[PROVIDED PASSAGE — start]
Two trends have come together to drive the growth of new snack foods — consumers are snacking more and sometimes using snacks to replace meals. Meanwhile, they’re also trying to avoid empty calories and seek out convenient snacks that pack a nutritional punch without packing on the calories.

The new year began with news on the high-protein snack front. Dannon announced Monday that it has replaced long-time Oikos spokesman John Stamos with Carolina Panthers Quarterback Cam Newton, the latest move in the company’s ongoing effort to market the yogurt as a protein-packed snack for athletes and active men.

Newton will endorse a new product called Oikos Triple Zero, which has 15 grams of protein and doesn’t contain fat, sugar or artificial sweeteners. Dannon, the official yogurt of the National Football League, will break a new ad campaign this month and advertise heavily during the playoff games leading up to the Super Bowl, in a push to reach its target audience.
[PROVIDED PASSAGE — finish]
[DATASET EXTRACT — start]
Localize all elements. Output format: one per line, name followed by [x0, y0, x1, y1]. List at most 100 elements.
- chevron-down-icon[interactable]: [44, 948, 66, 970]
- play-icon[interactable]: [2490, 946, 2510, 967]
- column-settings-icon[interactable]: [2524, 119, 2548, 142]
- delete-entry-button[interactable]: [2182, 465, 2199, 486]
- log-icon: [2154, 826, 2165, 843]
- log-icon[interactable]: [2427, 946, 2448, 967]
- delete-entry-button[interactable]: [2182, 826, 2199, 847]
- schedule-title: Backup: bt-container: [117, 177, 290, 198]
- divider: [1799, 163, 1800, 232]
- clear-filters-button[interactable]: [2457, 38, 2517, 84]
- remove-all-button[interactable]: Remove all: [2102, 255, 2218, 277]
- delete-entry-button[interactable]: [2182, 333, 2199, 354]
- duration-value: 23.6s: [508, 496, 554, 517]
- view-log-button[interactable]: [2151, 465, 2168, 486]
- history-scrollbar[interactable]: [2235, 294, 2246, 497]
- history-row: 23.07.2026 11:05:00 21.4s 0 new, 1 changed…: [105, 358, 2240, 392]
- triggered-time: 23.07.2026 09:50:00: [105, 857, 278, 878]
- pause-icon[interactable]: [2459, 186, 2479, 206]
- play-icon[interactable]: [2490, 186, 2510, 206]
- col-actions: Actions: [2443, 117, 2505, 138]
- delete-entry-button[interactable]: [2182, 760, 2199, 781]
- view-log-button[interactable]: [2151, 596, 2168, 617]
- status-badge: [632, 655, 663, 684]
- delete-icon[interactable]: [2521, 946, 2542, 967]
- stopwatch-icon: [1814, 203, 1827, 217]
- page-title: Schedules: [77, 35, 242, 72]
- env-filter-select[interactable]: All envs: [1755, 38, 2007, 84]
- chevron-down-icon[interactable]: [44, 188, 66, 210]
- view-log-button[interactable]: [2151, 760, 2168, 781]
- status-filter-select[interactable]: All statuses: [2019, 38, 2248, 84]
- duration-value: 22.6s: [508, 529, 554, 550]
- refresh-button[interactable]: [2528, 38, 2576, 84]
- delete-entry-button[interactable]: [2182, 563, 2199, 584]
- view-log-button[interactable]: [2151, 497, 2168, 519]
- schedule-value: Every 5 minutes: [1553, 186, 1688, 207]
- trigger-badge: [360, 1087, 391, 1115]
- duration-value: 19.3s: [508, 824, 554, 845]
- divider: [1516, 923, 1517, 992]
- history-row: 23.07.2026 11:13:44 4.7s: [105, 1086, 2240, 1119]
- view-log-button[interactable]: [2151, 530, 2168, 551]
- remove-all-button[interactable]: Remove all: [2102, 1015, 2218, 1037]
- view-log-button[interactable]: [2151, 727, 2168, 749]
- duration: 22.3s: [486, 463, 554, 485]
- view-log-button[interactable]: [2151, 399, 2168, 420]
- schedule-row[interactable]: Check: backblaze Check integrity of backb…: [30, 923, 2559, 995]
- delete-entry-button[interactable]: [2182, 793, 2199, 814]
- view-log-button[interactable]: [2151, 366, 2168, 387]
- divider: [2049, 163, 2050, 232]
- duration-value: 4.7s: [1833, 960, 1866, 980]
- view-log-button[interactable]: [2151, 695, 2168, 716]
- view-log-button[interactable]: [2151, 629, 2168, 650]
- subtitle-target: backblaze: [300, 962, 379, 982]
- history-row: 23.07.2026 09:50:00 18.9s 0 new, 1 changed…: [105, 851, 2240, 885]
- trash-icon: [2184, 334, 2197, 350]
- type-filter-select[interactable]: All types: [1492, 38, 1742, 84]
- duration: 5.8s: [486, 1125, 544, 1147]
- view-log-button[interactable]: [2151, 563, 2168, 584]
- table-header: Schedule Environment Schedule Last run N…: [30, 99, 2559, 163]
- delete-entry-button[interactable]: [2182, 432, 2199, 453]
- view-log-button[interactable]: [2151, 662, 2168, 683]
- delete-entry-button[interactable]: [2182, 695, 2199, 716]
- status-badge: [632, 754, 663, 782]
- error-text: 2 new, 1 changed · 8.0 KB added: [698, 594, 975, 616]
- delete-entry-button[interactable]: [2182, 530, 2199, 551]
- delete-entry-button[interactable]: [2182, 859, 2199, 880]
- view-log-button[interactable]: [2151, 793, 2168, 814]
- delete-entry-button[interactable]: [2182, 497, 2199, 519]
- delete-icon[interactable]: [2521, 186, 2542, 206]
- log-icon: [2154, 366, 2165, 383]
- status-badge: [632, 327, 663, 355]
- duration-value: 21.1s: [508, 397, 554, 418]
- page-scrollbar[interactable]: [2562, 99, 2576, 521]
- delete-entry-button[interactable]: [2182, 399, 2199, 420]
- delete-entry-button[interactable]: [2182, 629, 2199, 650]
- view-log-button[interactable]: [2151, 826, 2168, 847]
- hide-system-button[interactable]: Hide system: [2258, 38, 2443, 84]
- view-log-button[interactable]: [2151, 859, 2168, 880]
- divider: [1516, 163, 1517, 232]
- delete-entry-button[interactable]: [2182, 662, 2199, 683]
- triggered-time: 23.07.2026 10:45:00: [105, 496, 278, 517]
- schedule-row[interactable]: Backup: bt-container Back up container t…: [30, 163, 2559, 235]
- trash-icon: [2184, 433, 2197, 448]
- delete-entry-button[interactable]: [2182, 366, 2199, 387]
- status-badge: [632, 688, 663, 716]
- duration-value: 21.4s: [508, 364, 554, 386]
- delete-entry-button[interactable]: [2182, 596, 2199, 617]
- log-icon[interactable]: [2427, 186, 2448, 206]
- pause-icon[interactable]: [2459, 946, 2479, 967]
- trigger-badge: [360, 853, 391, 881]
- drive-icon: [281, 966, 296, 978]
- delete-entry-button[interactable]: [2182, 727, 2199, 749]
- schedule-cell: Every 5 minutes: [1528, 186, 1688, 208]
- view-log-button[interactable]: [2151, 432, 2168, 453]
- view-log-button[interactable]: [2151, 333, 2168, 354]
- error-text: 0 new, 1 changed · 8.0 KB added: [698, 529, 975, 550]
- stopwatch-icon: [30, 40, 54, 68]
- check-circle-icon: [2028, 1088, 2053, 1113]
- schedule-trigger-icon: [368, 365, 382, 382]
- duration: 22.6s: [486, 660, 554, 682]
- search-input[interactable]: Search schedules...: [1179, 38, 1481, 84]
[DATASET EXTRACT — finish]
→ **LIST OF TASKS**
a) In the snack food passage, who replaced John Stamos as the Oikos spokesman?
b) Please pick up the snack food passage right after its final sentence and carry it forward.

→ **ANSWER LIST**
a) Carolina Panthers quarterback Cam Newton replaced him.

b)
Hence the rise of the high-protein snack, a trend that grew in 2014 and is on track to blossom further in the new year, according to Packaged Facts. Snacking frequency increased 47% between 2010 and 2014, with millennials driving both the rise in snacking and the demand for healthier options, according to data compiled by DuPont Nutrition & Health.

“Data indicates they are more frequent snackers, and are more likely to be using snacks as meal replacement, thus expecting their snacks to deliver more nutritionally,” said Jean Heggie, Strategic Marketing Leader for DuPont Nutrition & Health, which makes an isolated soy protein that food makers use in nutrition bars and other snack foods.

Food makers are feeding the growing demand with products like Oikos, high-protein energy bars and Quest Protein Chips, a low-fat, sugar-free baked snack that boasts 21 grams of protein in a single 120-calorie serving.

“In just the past few years, technological advancements have enabled manufacturers to keep up with consumers’ increasing demands. Today’s products can be made with up to 30 grams of protein per serving, vs. 15-10 grams, which used to be the standard,” Heggie said.

Meat, eggs and dairy are the categories that often come to mind first when we think about protein, but food companies are also promoting plenty of vegetarian and plant-based high-protein options.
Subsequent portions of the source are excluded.